### [AIM]
Some lines of these records may hold the word "DIRECTORIES"; state how many, using only the number.

───── RECORDS

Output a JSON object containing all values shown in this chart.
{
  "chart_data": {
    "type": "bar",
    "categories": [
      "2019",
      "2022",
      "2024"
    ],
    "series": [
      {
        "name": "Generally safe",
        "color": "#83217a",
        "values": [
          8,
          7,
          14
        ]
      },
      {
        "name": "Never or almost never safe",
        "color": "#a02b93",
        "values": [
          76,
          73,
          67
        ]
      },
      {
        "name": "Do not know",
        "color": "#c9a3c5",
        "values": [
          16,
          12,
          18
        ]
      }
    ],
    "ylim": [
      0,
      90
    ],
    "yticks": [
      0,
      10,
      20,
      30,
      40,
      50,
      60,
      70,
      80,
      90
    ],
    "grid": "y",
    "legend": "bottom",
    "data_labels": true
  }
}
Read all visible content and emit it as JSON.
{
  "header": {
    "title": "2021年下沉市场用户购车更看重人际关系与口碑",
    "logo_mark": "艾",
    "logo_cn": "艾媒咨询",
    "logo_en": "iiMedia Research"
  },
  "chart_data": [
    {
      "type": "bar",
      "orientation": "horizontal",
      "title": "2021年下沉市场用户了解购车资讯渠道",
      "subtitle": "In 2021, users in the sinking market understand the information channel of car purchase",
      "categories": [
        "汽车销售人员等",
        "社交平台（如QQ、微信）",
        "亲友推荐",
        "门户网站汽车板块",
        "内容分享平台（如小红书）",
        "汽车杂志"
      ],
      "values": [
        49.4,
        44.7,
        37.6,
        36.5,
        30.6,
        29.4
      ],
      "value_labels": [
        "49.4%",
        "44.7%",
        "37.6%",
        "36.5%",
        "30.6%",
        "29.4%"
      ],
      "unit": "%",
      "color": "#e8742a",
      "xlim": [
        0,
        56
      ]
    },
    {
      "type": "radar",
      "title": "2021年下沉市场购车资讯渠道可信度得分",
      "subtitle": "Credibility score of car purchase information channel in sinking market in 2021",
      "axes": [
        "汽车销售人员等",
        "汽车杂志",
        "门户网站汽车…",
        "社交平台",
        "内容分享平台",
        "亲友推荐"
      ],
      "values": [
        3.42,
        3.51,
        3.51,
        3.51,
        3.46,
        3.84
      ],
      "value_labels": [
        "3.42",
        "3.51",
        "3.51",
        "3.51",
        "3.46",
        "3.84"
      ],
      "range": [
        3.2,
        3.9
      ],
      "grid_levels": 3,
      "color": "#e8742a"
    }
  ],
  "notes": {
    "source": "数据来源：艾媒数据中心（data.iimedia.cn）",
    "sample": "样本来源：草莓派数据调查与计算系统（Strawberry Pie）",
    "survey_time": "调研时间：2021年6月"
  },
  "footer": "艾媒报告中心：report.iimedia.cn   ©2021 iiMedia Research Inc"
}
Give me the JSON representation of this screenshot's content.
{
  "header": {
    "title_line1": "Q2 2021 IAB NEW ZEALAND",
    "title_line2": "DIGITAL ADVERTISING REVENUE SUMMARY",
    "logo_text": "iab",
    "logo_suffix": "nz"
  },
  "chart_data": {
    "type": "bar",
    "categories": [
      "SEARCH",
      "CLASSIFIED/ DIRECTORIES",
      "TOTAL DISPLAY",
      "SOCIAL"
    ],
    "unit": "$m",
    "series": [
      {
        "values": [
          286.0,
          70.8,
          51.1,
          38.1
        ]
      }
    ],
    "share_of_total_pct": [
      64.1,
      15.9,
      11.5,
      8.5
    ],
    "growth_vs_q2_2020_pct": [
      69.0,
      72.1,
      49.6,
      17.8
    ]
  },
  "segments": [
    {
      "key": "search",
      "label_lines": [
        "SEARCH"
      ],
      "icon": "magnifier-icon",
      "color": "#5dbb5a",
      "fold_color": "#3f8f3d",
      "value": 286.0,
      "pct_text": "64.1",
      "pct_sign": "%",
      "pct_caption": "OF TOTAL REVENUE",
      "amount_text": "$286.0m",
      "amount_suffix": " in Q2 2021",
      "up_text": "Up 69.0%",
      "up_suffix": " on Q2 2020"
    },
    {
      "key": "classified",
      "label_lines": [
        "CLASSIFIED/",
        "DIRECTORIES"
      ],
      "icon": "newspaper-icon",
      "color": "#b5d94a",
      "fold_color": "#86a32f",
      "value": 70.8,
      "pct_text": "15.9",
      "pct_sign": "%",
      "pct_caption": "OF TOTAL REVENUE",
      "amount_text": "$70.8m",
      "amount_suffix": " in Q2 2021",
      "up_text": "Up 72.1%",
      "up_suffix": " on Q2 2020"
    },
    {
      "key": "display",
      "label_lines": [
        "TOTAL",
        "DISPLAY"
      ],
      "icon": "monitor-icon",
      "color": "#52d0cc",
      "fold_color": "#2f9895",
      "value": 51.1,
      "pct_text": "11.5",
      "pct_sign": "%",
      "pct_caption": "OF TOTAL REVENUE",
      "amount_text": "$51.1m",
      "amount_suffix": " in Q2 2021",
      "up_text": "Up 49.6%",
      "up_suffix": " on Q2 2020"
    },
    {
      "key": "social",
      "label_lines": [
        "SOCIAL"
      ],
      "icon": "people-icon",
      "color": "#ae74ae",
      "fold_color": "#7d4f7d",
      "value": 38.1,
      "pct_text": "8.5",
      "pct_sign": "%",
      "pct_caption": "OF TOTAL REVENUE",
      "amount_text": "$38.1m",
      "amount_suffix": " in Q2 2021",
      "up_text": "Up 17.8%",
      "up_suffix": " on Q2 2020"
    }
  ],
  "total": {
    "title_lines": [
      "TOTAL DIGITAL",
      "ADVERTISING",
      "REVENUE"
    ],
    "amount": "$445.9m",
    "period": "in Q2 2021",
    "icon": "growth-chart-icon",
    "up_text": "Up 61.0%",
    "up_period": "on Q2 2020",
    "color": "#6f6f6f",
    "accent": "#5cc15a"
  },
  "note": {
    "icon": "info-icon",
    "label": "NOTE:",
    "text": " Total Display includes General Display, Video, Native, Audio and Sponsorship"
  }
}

──────────

### [THE RESULT]
2